*What is needed*. From the listing below, pull out every line where the string "name" appears.

---+---

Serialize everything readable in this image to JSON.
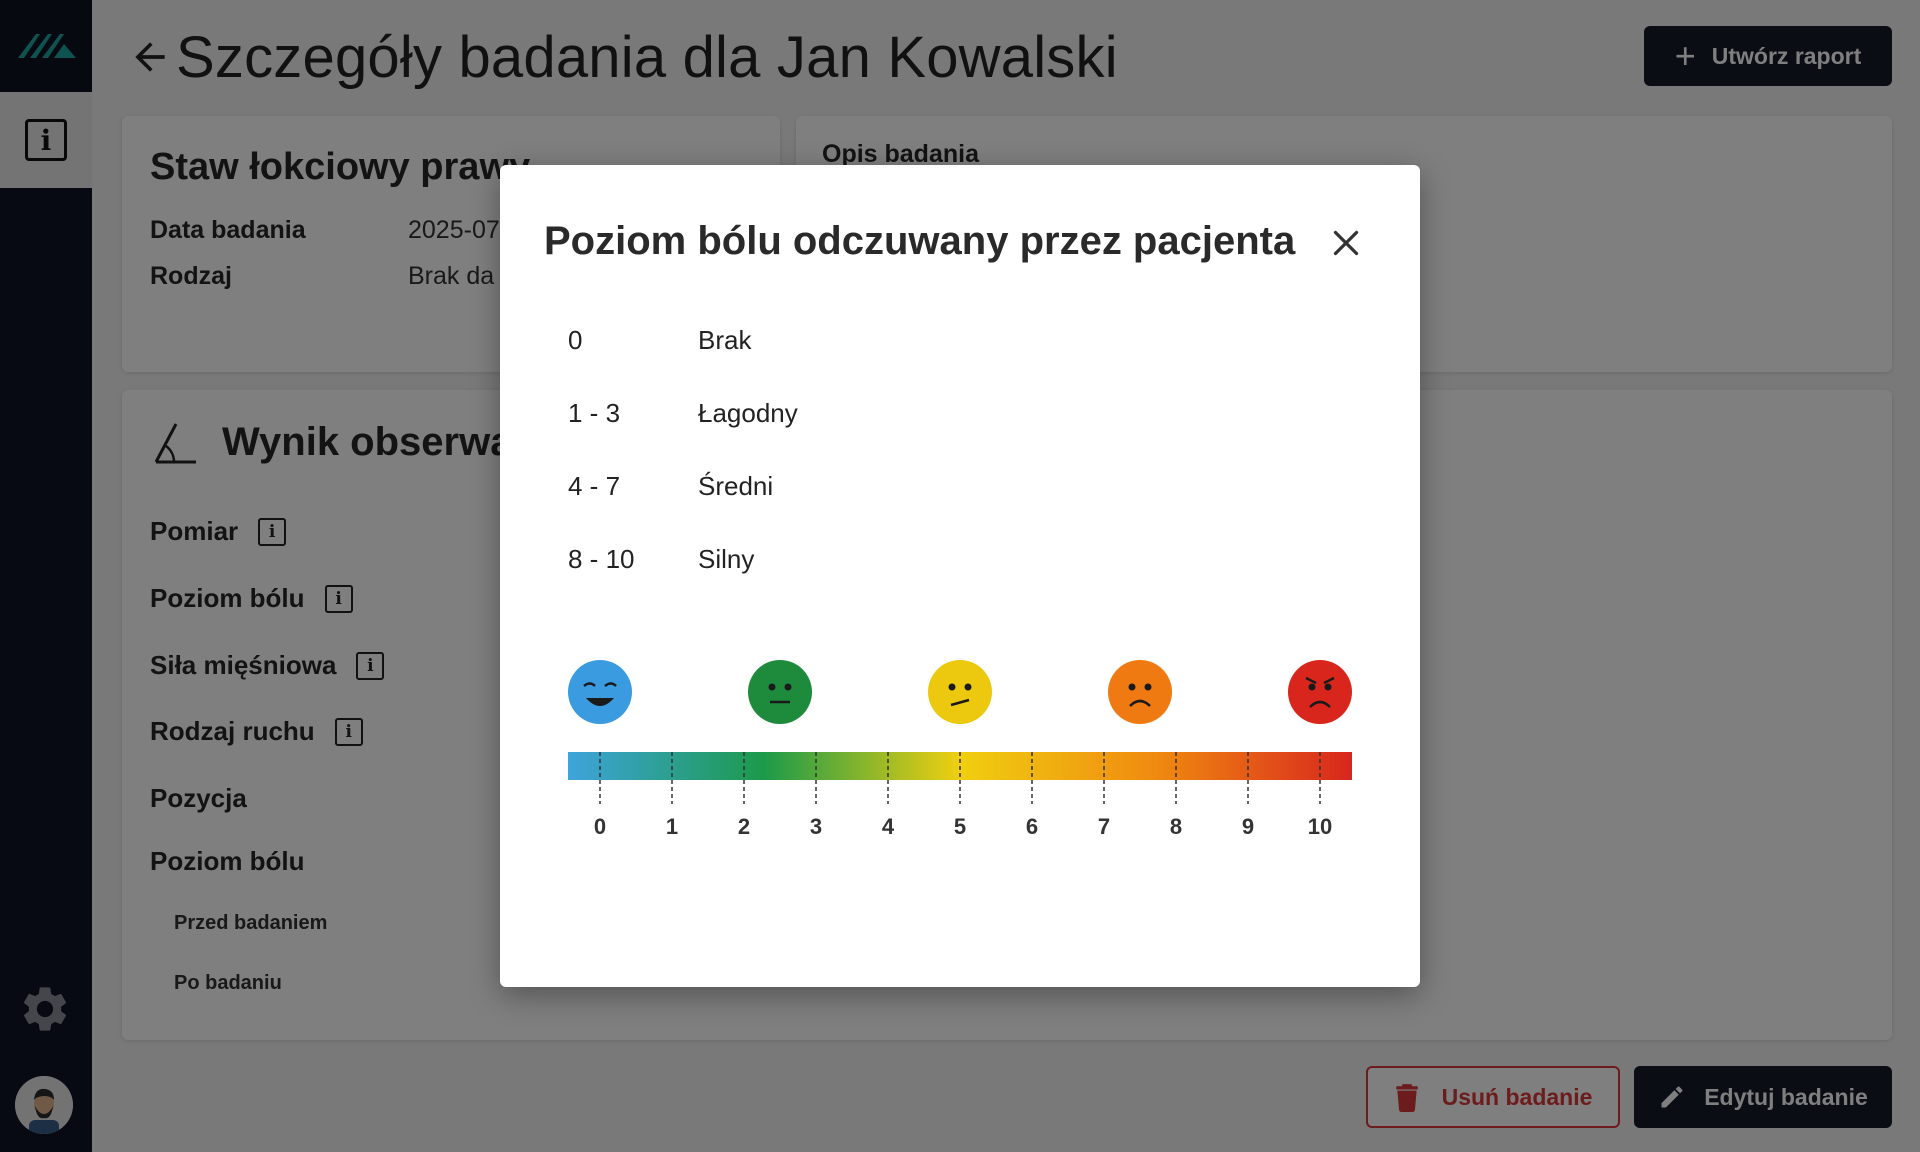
{
  "header": {
    "title": "Szczegóły badania dla Jan Kowalski",
    "create_report": "Utwórz raport"
  },
  "exam_card": {
    "title": "Staw łokciowy prawy",
    "date_label": "Data badania",
    "date_value": "2025-07",
    "type_label": "Rodzaj",
    "type_value": "Brak da"
  },
  "description_card": {
    "label": "Opis badania"
  },
  "observation": {
    "title": "Wynik obserwa",
    "rows": [
      "Pomiar",
      "Poziom bólu",
      "Siła mięśniowa",
      "Rodzaj ruchu",
      "Pozycja",
      "Poziom bólu"
    ],
    "sub_rows": [
      "Przed badaniem",
      "Po badaniu"
    ]
  },
  "actions": {
    "delete": "Usuń badanie",
    "edit": "Edytuj badanie"
  },
  "modal": {
    "title": "Poziom bólu odczuwany przez pacjenta",
    "scale": [
      {
        "range": "0",
        "label": "Brak"
      },
      {
        "range": "1 - 3",
        "label": "Łagodny"
      },
      {
        "range": "4 - 7",
        "label": "Średni"
      },
      {
        "range": "8 - 10",
        "label": "Silny"
      }
    ],
    "ticks": [
      "0",
      "1",
      "2",
      "3",
      "4",
      "5",
      "6",
      "7",
      "8",
      "9",
      "10"
    ],
    "faces": [
      {
        "name": "face-very-happy-icon",
        "color": "#3b9be0"
      },
      {
        "name": "face-neutral-icon",
        "color": "#1e8a3c"
      },
      {
        "name": "face-unsure-icon",
        "color": "#ecc90f"
      },
      {
        "name": "face-sad-icon",
        "color": "#f07a12"
      },
      {
        "name": "face-angry-icon",
        "color": "#d9261c"
      }
    ],
    "gradient": [
      "#3ea4dc",
      "#1c9a4a",
      "#f0cf10",
      "#f08a10",
      "#d8261e"
    ]
  }
}
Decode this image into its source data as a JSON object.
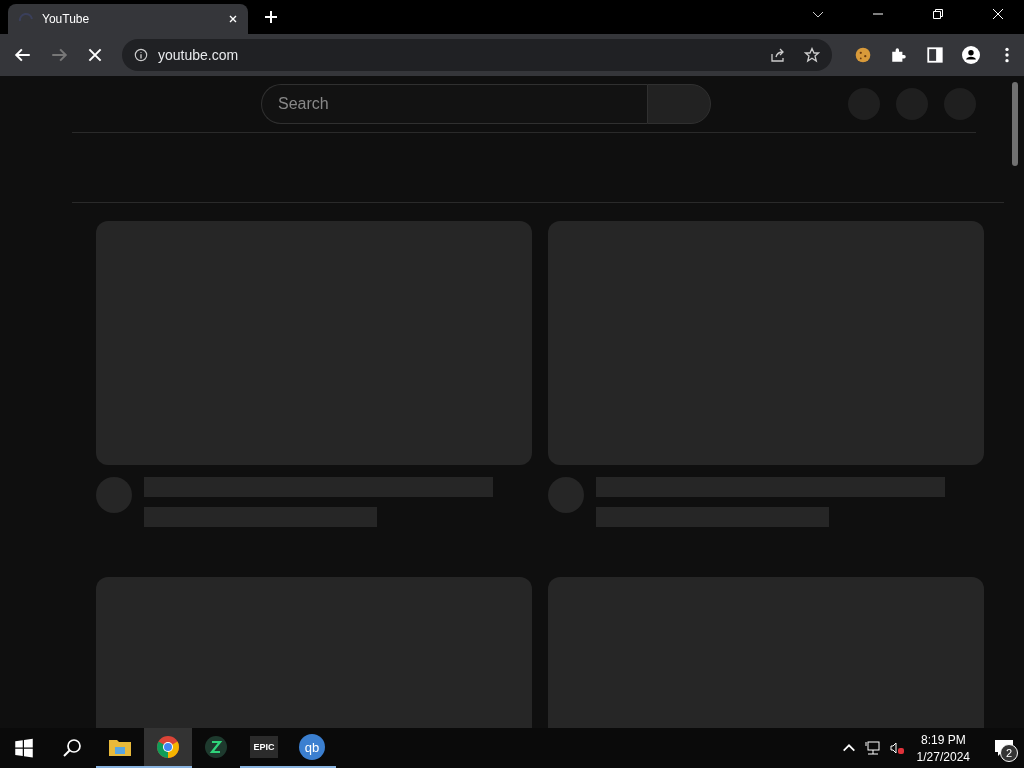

---+---

*Full output*.
        "name": "face-very-happy-icon",
        "name": "face-neutral-icon",
        "name": "face-unsure-icon",
        "name": "face-sad-icon",
        "name": "face-angry-icon",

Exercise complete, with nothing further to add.